TASK DESCRIPTION: Everything in the listing should be restated word for word.
# Start of SOURCE DATA
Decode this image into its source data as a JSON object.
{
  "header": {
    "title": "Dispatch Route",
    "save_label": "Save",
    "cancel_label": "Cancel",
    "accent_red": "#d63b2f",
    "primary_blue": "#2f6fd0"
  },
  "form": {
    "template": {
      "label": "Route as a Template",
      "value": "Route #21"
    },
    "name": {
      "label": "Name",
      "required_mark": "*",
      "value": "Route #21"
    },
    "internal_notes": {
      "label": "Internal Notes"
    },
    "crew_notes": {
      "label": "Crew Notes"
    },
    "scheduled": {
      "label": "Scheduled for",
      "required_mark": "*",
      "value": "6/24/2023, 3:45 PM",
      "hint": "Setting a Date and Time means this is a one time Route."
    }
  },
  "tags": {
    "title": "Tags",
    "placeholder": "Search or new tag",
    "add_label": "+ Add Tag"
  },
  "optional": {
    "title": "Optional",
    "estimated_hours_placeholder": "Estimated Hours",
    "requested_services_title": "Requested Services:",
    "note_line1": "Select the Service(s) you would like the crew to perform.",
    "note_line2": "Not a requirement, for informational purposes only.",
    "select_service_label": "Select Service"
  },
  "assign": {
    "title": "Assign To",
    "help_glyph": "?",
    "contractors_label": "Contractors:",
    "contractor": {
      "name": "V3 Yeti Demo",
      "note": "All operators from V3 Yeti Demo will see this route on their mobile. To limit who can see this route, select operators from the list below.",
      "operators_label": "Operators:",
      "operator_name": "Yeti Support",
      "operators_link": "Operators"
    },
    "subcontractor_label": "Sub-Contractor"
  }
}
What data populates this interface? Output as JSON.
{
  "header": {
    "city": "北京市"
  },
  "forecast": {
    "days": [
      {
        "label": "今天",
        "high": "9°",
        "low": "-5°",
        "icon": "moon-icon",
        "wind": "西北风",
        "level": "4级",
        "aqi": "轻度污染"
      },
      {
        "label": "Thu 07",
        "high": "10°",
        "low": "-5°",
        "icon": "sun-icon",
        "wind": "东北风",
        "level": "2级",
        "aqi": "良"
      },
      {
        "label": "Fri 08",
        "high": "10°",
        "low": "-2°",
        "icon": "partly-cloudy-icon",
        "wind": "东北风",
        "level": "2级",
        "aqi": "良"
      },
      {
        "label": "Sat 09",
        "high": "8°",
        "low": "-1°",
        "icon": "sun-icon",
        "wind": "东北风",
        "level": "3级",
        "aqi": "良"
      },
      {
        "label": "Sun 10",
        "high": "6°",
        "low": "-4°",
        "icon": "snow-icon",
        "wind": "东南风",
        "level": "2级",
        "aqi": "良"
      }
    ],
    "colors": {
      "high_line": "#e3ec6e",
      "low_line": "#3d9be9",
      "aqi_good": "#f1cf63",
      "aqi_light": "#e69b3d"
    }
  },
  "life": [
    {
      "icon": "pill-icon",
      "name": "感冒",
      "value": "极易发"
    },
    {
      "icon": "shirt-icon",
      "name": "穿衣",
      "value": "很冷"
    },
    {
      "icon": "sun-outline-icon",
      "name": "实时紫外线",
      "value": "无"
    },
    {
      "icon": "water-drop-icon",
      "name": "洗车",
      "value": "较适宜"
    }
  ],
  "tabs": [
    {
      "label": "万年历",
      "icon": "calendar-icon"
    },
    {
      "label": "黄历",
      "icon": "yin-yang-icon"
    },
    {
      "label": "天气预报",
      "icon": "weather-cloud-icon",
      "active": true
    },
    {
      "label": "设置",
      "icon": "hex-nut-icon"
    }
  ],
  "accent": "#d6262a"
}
# End of SOURCE DATA
RESPONSE TO THE TASK:
Decode this image into its source data as a JSON object.
{
  "header": {
    "title": "Dispatch Route",
    "save_label": "Save",
    "cancel_label": "Cancel",
    "accent_red": "#d63b2f",
    "primary_blue": "#2f6fd0"
  },
  "form": {
    "template": {
      "label": "Route as a Template",
      "value": "Route #21"
    },
    "name": {
      "label": "Name",
      "required_mark": "*",
      "value": "Route #21"
    },
    "internal_notes": {
      "label": "Internal Notes"
    },
    "crew_notes": {
      "label": "Crew Notes"
    },
    "scheduled": {
      "label": "Scheduled for",
      "required_mark": "*",
      "value": "6/24/2023, 3:45 PM",
      "hint": "Setting a Date and Time means this is a one time Route."
    }
  },
  "tags": {
    "title": "Tags",
    "placeholder": "Search or new tag",
    "add_label": "+ Add Tag"
  },
  "optional": {
    "title": "Optional",
    "estimated_hours_placeholder": "Estimated Hours",
    "requested_services_title": "Requested Services:",
    "note_line1": "Select the Service(s) you would like the crew to perform.",
    "note_line2": "Not a requirement, for informational purposes only.",
    "select_service_label": "Select Service"
  },
  "assign": {
    "title": "Assign To",
    "help_glyph": "?",
    "contractors_label": "Contractors:",
    "contractor": {
      "name": "V3 Yeti Demo",
      "note": "All operators from V3 Yeti Demo will see this route on their mobile. To limit who can see this route, select operators from the list below.",
      "operators_label": "Operators:",
      "operator_name": "Yeti Support",
      "operators_link": "Operators"
    },
    "subcontractor_label": "Sub-Contractor"
  }
}
What data populates this interface? Output as JSON.
{
  "header": {
    "city": "北京市"
  },
  "forecast": {
    "days": [
      {
        "label": "今天",
        "high": "9°",
        "low": "-5°",
        "icon": "moon-icon",
        "wind": "西北风",
        "level": "4级",
        "aqi": "轻度污染"
      },
      {
        "label": "Thu 07",
        "high": "10°",
        "low": "-5°",
        "icon": "sun-icon",
        "wind": "东北风",
        "level": "2级",
        "aqi": "良"
      },
      {
        "label": "Fri 08",
        "high": "10°",
        "low": "-2°",
        "icon": "partly-cloudy-icon",
        "wind": "东北风",
        "level": "2级",
        "aqi": "良"
      },
      {
        "label": "Sat 09",
        "high": "8°",
        "low": "-1°",
        "icon": "sun-icon",
        "wind": "东北风",
        "level": "3级",
        "aqi": "良"
      },
      {
        "label": "Sun 10",
        "high": "6°",
        "low": "-4°",
        "icon": "snow-icon",
        "wind": "东南风",
        "level": "2级",
        "aqi": "良"
      }
    ],
    "colors": {
      "high_line": "#e3ec6e",
      "low_line": "#3d9be9",
      "aqi_good": "#f1cf63",
      "aqi_light": "#e69b3d"
    }
  },
  "life": [
    {
      "icon": "pill-icon",
      "name": "感冒",
      "value": "极易发"
    },
    {
      "icon": "shirt-icon",
      "name": "穿衣",
      "value": "很冷"
    },
    {
      "icon": "sun-outline-icon",
      "name": "实时紫外线",
      "value": "无"
    },
    {
      "icon": "water-drop-icon",
      "name": "洗车",
      "value": "较适宜"
    }
  ],
  "tabs": [
    {
      "label": "万年历",
      "icon": "calendar-icon"
    },
    {
      "label": "黄历",
      "icon": "yin-yang-icon"
    },
    {
      "label": "天气预报",
      "icon": "weather-cloud-icon",
      "active": true
    },
    {
      "label": "设置",
      "icon": "hex-nut-icon"
    }
  ],
  "accent": "#d6262a"
}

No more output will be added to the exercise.